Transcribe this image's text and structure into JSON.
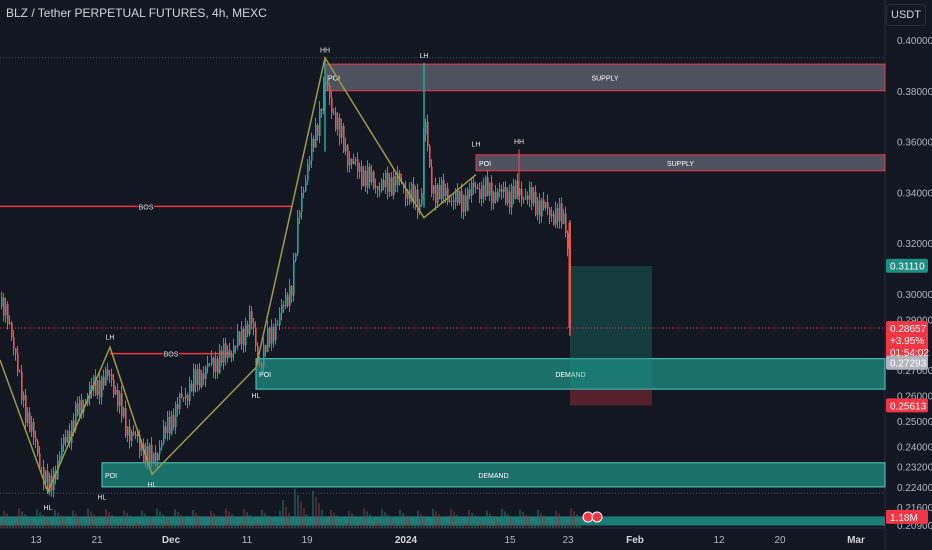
{
  "header": {
    "title": "BLZ / Tether PERPETUAL FUTURES, 4h, MEXC",
    "currency": "USDT"
  },
  "colors": {
    "background": "#131722",
    "up": "#26a69a",
    "down": "#ef5350",
    "supply_zone": "#8a8e99",
    "demand_zone": "#1f8f86",
    "zigzag": "#9a9a4a",
    "bos": "#f23645"
  },
  "chart_data": {
    "type": "candlestick",
    "ylim": [
      0.209,
      0.404
    ],
    "y_ticks": [
      "0.40000",
      "0.38000",
      "0.36000",
      "0.34000",
      "0.32000",
      "0.30000",
      "0.29000",
      "0.27000",
      "0.26000",
      "0.25000",
      "0.24000",
      "0.23200",
      "0.22400",
      "0.21600",
      "0.20900"
    ],
    "x_ticks": [
      "13",
      "21",
      "Dec",
      "11",
      "19",
      "2024",
      "15",
      "23",
      "Feb",
      "12",
      "20",
      "Mar"
    ],
    "x_ticks_bold": [
      "Dec",
      "2024",
      "Feb",
      "Mar"
    ],
    "price_path": [
      {
        "t": 0,
        "p": 0.295
      },
      {
        "t": 10,
        "p": 0.288
      },
      {
        "t": 20,
        "p": 0.262
      },
      {
        "t": 35,
        "p": 0.24
      },
      {
        "t": 48,
        "p": 0.222
      },
      {
        "t": 60,
        "p": 0.238
      },
      {
        "t": 75,
        "p": 0.252
      },
      {
        "t": 90,
        "p": 0.262
      },
      {
        "t": 110,
        "p": 0.268
      },
      {
        "t": 125,
        "p": 0.248
      },
      {
        "t": 140,
        "p": 0.24
      },
      {
        "t": 152,
        "p": 0.234
      },
      {
        "t": 165,
        "p": 0.246
      },
      {
        "t": 180,
        "p": 0.258
      },
      {
        "t": 195,
        "p": 0.266
      },
      {
        "t": 210,
        "p": 0.272
      },
      {
        "t": 225,
        "p": 0.276
      },
      {
        "t": 240,
        "p": 0.282
      },
      {
        "t": 250,
        "p": 0.291
      },
      {
        "t": 258,
        "p": 0.272
      },
      {
        "t": 268,
        "p": 0.282
      },
      {
        "t": 280,
        "p": 0.292
      },
      {
        "t": 292,
        "p": 0.305
      },
      {
        "t": 300,
        "p": 0.338
      },
      {
        "t": 312,
        "p": 0.358
      },
      {
        "t": 325,
        "p": 0.383
      },
      {
        "t": 338,
        "p": 0.364
      },
      {
        "t": 350,
        "p": 0.352
      },
      {
        "t": 365,
        "p": 0.346
      },
      {
        "t": 380,
        "p": 0.342
      },
      {
        "t": 395,
        "p": 0.345
      },
      {
        "t": 410,
        "p": 0.339
      },
      {
        "t": 420,
        "p": 0.334
      },
      {
        "t": 424,
        "p": 0.372
      },
      {
        "t": 430,
        "p": 0.342
      },
      {
        "t": 445,
        "p": 0.339
      },
      {
        "t": 460,
        "p": 0.336
      },
      {
        "t": 475,
        "p": 0.342
      },
      {
        "t": 490,
        "p": 0.34
      },
      {
        "t": 505,
        "p": 0.339
      },
      {
        "t": 520,
        "p": 0.34
      },
      {
        "t": 535,
        "p": 0.336
      },
      {
        "t": 550,
        "p": 0.332
      },
      {
        "t": 560,
        "p": 0.33
      },
      {
        "t": 566,
        "p": 0.328
      },
      {
        "t": 570,
        "p": 0.287
      }
    ],
    "price_tags": [
      {
        "label": "0.31110",
        "value": 0.3111,
        "color": "#1f8f86"
      },
      {
        "label": "0.28657",
        "value": 0.2866,
        "color": "#f23645",
        "lines": [
          "0.28657",
          "+3.95%",
          "01:54:02"
        ]
      },
      {
        "label": "0.27293",
        "value": 0.2729,
        "color": "#b2b5be"
      },
      {
        "label": "0.25613",
        "value": 0.2561,
        "color": "#f23645"
      },
      {
        "label": "1.18M",
        "value": 0.2122,
        "color": "#f23645"
      }
    ],
    "zones": [
      {
        "kind": "supply",
        "left_label": "POI",
        "center_label": "SUPPLY",
        "top": 0.3905,
        "bottom": 0.38,
        "x_start": 325
      },
      {
        "kind": "supply",
        "left_label": "POI",
        "center_label": "SUPPLY",
        "top": 0.3548,
        "bottom": 0.3485,
        "x_start": 476
      },
      {
        "kind": "demand",
        "left_label": "POI",
        "center_label": "DEMAND",
        "top": 0.2745,
        "bottom": 0.2625,
        "x_start": 256
      },
      {
        "kind": "demand",
        "left_label": "POI",
        "center_label": "DEMAND",
        "top": 0.2335,
        "bottom": 0.224,
        "x_start": 102
      }
    ],
    "bos": [
      {
        "label": "BOS",
        "value": 0.3345,
        "x_start": 0,
        "x_end": 292
      },
      {
        "label": "BOS",
        "value": 0.2765,
        "x_start": 110,
        "x_end": 232
      }
    ],
    "swing_labels": [
      {
        "label": "HH",
        "t": 325,
        "value": 0.395
      },
      {
        "label": "LH",
        "t": 424,
        "value": 0.393
      },
      {
        "label": "LH",
        "t": 476,
        "value": 0.358
      },
      {
        "label": "HH",
        "t": 519,
        "value": 0.359
      },
      {
        "label": "LH",
        "t": 110,
        "value": 0.282
      },
      {
        "label": "HL",
        "t": 256,
        "value": 0.259
      },
      {
        "label": "HL",
        "t": 152,
        "value": 0.224
      },
      {
        "label": "HL",
        "t": 48,
        "value": 0.215
      },
      {
        "label": "HL",
        "t": 102,
        "value": 0.219
      }
    ],
    "zigzag": [
      {
        "t": 0,
        "p": 0.274
      },
      {
        "t": 48,
        "p": 0.222
      },
      {
        "t": 110,
        "p": 0.279
      },
      {
        "t": 152,
        "p": 0.229
      },
      {
        "t": 256,
        "p": 0.271
      },
      {
        "t": 325,
        "p": 0.393
      },
      {
        "t": 424,
        "p": 0.33
      },
      {
        "t": 476,
        "p": 0.347
      }
    ],
    "position": {
      "entry": 0.2623,
      "target": 0.311,
      "stop": 0.2561,
      "t_start": 570,
      "t_end": 652
    }
  }
}
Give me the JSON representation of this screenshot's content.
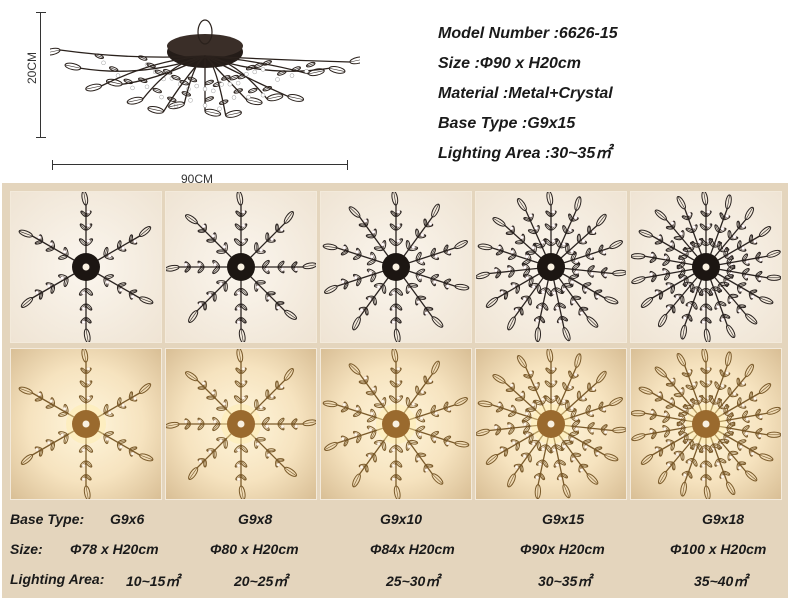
{
  "product": {
    "height_label": "20CM",
    "width_label": "90CM",
    "specs": [
      "Model Number :6626-15",
      "Size :Φ90 x H20cm",
      "Material :Metal+Crystal",
      "Base Type :G9x15",
      "Lighting Area :30~35㎡"
    ]
  },
  "table": {
    "base_type_label": "Base Type:",
    "size_label": "Size:",
    "area_label": "Lighting Area:",
    "variants": [
      {
        "base": "G9x6",
        "size": "Φ78 x H20cm",
        "area": "10~15㎡",
        "arms": 6
      },
      {
        "base": "G9x8",
        "size": "Φ80 x H20cm",
        "area": "20~25㎡",
        "arms": 8
      },
      {
        "base": "G9x10",
        "size": "Φ84x H20cm",
        "area": "25~30㎡",
        "arms": 10
      },
      {
        "base": "G9x15",
        "size": "Φ90x H20cm",
        "area": "30~35㎡",
        "arms": 15
      },
      {
        "base": "G9x18",
        "size": "Φ100 x H20cm",
        "area": "35~40㎡",
        "arms": 18
      }
    ]
  },
  "colors": {
    "panel": "#e4d5bd",
    "hub_black": "#1c1612",
    "hub_gold": "#9a6a2e",
    "branch_black": "#2a2320",
    "branch_gold": "#7a5a2a"
  }
}
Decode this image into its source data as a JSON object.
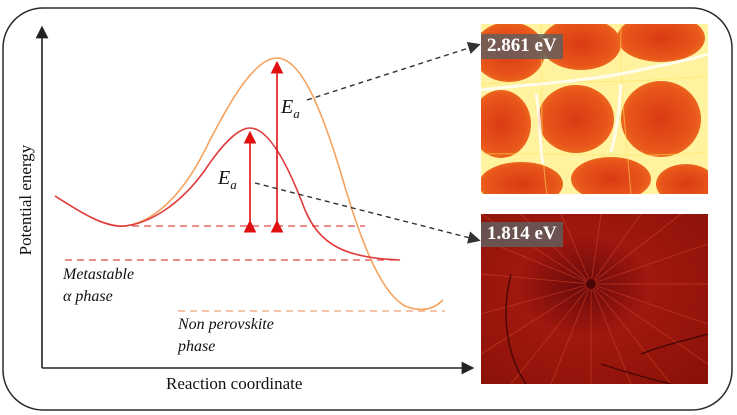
{
  "axes": {
    "y_label": "Potential energy",
    "x_label": "Reaction coordinate"
  },
  "curves": {
    "upper_color": "#f4a460",
    "lower_color": "#e03a3a",
    "arrow_color": "#e01010"
  },
  "labels": {
    "activation_energy_symbol": "E",
    "activation_energy_subscript": "a",
    "metastable_line1": "Metastable",
    "metastable_line2": "α phase",
    "non_perovskite_line1": "Non perovskite",
    "non_perovskite_line2": "phase"
  },
  "photos": {
    "top_energy": "2.861 eV",
    "bottom_energy": "1.814 eV"
  }
}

■ **PROBLEM DETAILS**: Extract only the lines from the line containing "Decode this image" through the final line of the listing above, unchanged; pictures stay out of the copy.

■ **THE COMPLETED TASK**:
Decode this image into its source data as a JSON object.
{
  "axes": {
    "y_label": "Potential energy",
    "x_label": "Reaction coordinate"
  },
  "curves": {
    "upper_color": "#f4a460",
    "lower_color": "#e03a3a",
    "arrow_color": "#e01010"
  },
  "labels": {
    "activation_energy_symbol": "E",
    "activation_energy_subscript": "a",
    "metastable_line1": "Metastable",
    "metastable_line2": "α phase",
    "non_perovskite_line1": "Non perovskite",
    "non_perovskite_line2": "phase"
  },
  "photos": {
    "top_energy": "2.861 eV",
    "bottom_energy": "1.814 eV"
  }
}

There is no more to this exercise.